THE TASK → It is required that all of the data be written out exactly.

═══ EXCERPTED DATA

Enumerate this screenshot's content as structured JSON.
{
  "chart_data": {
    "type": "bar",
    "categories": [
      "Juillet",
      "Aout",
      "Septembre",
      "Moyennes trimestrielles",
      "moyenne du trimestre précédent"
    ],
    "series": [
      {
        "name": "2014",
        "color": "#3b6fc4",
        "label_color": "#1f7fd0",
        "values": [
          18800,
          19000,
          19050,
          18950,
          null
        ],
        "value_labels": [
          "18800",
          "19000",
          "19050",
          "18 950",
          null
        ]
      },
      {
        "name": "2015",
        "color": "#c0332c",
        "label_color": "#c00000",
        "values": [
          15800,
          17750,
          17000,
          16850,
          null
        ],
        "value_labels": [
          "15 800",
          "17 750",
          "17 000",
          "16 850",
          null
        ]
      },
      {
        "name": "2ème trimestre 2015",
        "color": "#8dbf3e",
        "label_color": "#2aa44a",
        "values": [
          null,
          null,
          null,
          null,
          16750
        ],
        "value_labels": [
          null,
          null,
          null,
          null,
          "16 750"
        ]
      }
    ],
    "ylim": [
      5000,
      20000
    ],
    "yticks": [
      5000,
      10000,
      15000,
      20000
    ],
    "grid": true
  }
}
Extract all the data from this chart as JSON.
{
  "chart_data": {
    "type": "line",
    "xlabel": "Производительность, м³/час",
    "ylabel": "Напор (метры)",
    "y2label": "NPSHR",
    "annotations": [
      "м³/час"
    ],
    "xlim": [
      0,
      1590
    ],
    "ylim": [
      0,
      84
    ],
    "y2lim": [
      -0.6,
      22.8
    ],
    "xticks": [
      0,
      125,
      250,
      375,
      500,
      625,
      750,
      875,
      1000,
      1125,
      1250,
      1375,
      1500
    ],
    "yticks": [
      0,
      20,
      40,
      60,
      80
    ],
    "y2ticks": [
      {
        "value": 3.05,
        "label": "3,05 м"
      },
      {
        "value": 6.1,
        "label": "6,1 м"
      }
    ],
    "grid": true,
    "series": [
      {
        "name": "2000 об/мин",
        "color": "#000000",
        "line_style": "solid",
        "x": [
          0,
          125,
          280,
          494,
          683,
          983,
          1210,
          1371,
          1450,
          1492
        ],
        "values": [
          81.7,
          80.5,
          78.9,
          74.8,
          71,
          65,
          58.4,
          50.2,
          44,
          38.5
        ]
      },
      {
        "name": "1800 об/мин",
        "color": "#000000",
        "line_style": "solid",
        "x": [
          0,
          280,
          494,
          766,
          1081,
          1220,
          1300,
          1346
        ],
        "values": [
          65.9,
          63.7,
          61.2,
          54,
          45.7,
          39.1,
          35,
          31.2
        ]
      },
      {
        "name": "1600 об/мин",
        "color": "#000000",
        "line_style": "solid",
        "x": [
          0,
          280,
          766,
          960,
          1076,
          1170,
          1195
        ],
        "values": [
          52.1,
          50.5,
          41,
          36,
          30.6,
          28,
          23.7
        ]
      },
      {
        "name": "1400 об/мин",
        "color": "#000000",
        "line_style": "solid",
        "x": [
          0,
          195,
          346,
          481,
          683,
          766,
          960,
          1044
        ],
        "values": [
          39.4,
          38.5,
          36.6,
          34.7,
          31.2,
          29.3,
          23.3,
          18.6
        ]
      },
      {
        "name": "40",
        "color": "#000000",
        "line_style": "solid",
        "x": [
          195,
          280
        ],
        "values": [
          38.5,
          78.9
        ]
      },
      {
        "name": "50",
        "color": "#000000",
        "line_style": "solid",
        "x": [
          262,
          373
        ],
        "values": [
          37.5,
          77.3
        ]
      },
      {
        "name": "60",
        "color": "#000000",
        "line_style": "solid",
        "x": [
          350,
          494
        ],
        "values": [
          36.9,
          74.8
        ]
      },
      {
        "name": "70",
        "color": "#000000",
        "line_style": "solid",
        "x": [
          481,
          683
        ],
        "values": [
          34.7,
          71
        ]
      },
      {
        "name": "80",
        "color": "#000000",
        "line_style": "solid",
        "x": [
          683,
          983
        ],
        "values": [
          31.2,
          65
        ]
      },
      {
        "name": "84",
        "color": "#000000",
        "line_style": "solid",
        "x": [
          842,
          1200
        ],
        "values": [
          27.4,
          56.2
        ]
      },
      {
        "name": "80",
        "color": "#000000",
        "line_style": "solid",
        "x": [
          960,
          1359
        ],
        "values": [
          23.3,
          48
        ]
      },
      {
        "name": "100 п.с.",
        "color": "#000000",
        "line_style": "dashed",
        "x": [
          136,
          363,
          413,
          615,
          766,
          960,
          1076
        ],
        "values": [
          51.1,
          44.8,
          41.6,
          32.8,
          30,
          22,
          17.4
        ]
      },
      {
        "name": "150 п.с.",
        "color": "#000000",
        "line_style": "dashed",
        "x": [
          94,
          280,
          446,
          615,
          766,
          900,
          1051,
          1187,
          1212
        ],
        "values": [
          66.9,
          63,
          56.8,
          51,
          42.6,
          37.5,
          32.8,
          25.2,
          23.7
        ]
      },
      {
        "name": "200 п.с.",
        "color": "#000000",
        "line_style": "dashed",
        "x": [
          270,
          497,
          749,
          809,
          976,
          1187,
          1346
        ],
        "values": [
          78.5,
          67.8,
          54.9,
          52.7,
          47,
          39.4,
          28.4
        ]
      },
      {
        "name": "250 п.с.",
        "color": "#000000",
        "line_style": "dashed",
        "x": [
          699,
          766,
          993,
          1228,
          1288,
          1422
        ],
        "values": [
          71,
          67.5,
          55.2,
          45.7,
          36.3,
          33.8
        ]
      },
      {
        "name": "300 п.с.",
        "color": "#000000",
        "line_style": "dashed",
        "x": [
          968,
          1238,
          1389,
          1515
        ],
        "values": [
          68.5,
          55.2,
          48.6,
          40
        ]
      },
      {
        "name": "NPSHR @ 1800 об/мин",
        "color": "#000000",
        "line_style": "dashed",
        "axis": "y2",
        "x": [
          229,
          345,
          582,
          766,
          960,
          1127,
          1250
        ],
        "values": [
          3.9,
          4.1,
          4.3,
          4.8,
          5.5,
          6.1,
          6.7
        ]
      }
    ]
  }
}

══════

OUTPUT FOR THIS TASK →
Enumerate this screenshot's content as structured JSON.
{
  "chart_data": {
    "type": "bar",
    "categories": [
      "Juillet",
      "Aout",
      "Septembre",
      "Moyennes trimestrielles",
      "moyenne du trimestre précédent"
    ],
    "series": [
      {
        "name": "2014",
        "color": "#3b6fc4",
        "label_color": "#1f7fd0",
        "values": [
          18800,
          19000,
          19050,
          18950,
          null
        ],
        "value_labels": [
          "18800",
          "19000",
          "19050",
          "18 950",
          null
        ]
      },
      {
        "name": "2015",
        "color": "#c0332c",
        "label_color": "#c00000",
        "values": [
          15800,
          17750,
          17000,
          16850,
          null
        ],
        "value_labels": [
          "15 800",
          "17 750",
          "17 000",
          "16 850",
          null
        ]
      },
      {
        "name": "2ème trimestre 2015",
        "color": "#8dbf3e",
        "label_color": "#2aa44a",
        "values": [
          null,
          null,
          null,
          null,
          16750
        ],
        "value_labels": [
          null,
          null,
          null,
          null,
          "16 750"
        ]
      }
    ],
    "ylim": [
      5000,
      20000
    ],
    "yticks": [
      5000,
      10000,
      15000,
      20000
    ],
    "grid": true
  }
}
Extract all the data from this chart as JSON.
{
  "chart_data": {
    "type": "line",
    "xlabel": "Производительность, м³/час",
    "ylabel": "Напор (метры)",
    "y2label": "NPSHR",
    "annotations": [
      "м³/час"
    ],
    "xlim": [
      0,
      1590
    ],
    "ylim": [
      0,
      84
    ],
    "y2lim": [
      -0.6,
      22.8
    ],
    "xticks": [
      0,
      125,
      250,
      375,
      500,
      625,
      750,
      875,
      1000,
      1125,
      1250,
      1375,
      1500
    ],
    "yticks": [
      0,
      20,
      40,
      60,
      80
    ],
    "y2ticks": [
      {
        "value": 3.05,
        "label": "3,05 м"
      },
      {
        "value": 6.1,
        "label": "6,1 м"
      }
    ],
    "grid": true,
    "series": [
      {
        "name": "2000 об/мин",
        "color": "#000000",
        "line_style": "solid",
        "x": [
          0,
          125,
          280,
          494,
          683,
          983,
          1210,
          1371,
          1450,
          1492
        ],
        "values": [
          81.7,
          80.5,
          78.9,
          74.8,
          71,
          65,
          58.4,
          50.2,
          44,
          38.5
        ]
      },
      {
        "name": "1800 об/мин",
        "color": "#000000",
        "line_style": "solid",
        "x": [
          0,
          280,
          494,
          766,
          1081,
          1220,
          1300,
          1346
        ],
        "values": [
          65.9,
          63.7,
          61.2,
          54,
          45.7,
          39.1,
          35,
          31.2
        ]
      },
      {
        "name": "1600 об/мин",
        "color": "#000000",
        "line_style": "solid",
        "x": [
          0,
          280,
          766,
          960,
          1076,
          1170,
          1195
        ],
        "values": [
          52.1,
          50.5,
          41,
          36,
          30.6,
          28,
          23.7
        ]
      },
      {
        "name": "1400 об/мин",
        "color": "#000000",
        "line_style": "solid",
        "x": [
          0,
          195,
          346,
          481,
          683,
          766,
          960,
          1044
        ],
        "values": [
          39.4,
          38.5,
          36.6,
          34.7,
          31.2,
          29.3,
          23.3,
          18.6
        ]
      },
      {
        "name": "40",
        "color": "#000000",
        "line_style": "solid",
        "x": [
          195,
          280
        ],
        "values": [
          38.5,
          78.9
        ]
      },
      {
        "name": "50",
        "color": "#000000",
        "line_style": "solid",
        "x": [
          262,
          373
        ],
        "values": [
          37.5,
          77.3
        ]
      },
      {
        "name": "60",
        "color": "#000000",
        "line_style": "solid",
        "x": [
          350,
          494
        ],
        "values": [
          36.9,
          74.8
        ]
      },
      {
        "name": "70",
        "color": "#000000",
        "line_style": "solid",
        "x": [
          481,
          683
        ],
        "values": [
          34.7,
          71
        ]
      },
      {
        "name": "80",
        "color": "#000000",
        "line_style": "solid",
        "x": [
          683,
          983
        ],
        "values": [
          31.2,
          65
        ]
      },
      {
        "name": "84",
        "color": "#000000",
        "line_style": "solid",
        "x": [
          842,
          1200
        ],
        "values": [
          27.4,
          56.2
        ]
      },
      {
        "name": "80",
        "color": "#000000",
        "line_style": "solid",
        "x": [
          960,
          1359
        ],
        "values": [
          23.3,
          48
        ]
      },
      {
        "name": "100 п.с.",
        "color": "#000000",
        "line_style": "dashed",
        "x": [
          136,
          363,
          413,
          615,
          766,
          960,
          1076
        ],
        "values": [
          51.1,
          44.8,
          41.6,
          32.8,
          30,
          22,
          17.4
        ]
      },
      {
        "name": "150 п.с.",
        "color": "#000000",
        "line_style": "dashed",
        "x": [
          94,
          280,
          446,
          615,
          766,
          900,
          1051,
          1187,
          1212
        ],
        "values": [
          66.9,
          63,
          56.8,
          51,
          42.6,
          37.5,
          32.8,
          25.2,
          23.7
        ]
      },
      {
        "name": "200 п.с.",
        "color": "#000000",
        "line_style": "dashed",
        "x": [
          270,
          497,
          749,
          809,
          976,
          1187,
          1346
        ],
        "values": [
          78.5,
          67.8,
          54.9,
          52.7,
          47,
          39.4,
          28.4
        ]
      },
      {
        "name": "250 п.с.",
        "color": "#000000",
        "line_style": "dashed",
        "x": [
          699,
          766,
          993,
          1228,
          1288,
          1422
        ],
        "values": [
          71,
          67.5,
          55.2,
          45.7,
          36.3,
          33.8
        ]
      },
      {
        "name": "300 п.с.",
        "color": "#000000",
        "line_style": "dashed",
        "x": [
          968,
          1238,
          1389,
          1515
        ],
        "values": [
          68.5,
          55.2,
          48.6,
          40
        ]
      },
      {
        "name": "NPSHR @ 1800 об/мин",
        "color": "#000000",
        "line_style": "dashed",
        "axis": "y2",
        "x": [
          229,
          345,
          582,
          766,
          960,
          1127,
          1250
        ],
        "values": [
          3.9,
          4.1,
          4.3,
          4.8,
          5.5,
          6.1,
          6.7
        ]
      }
    ]
  }
}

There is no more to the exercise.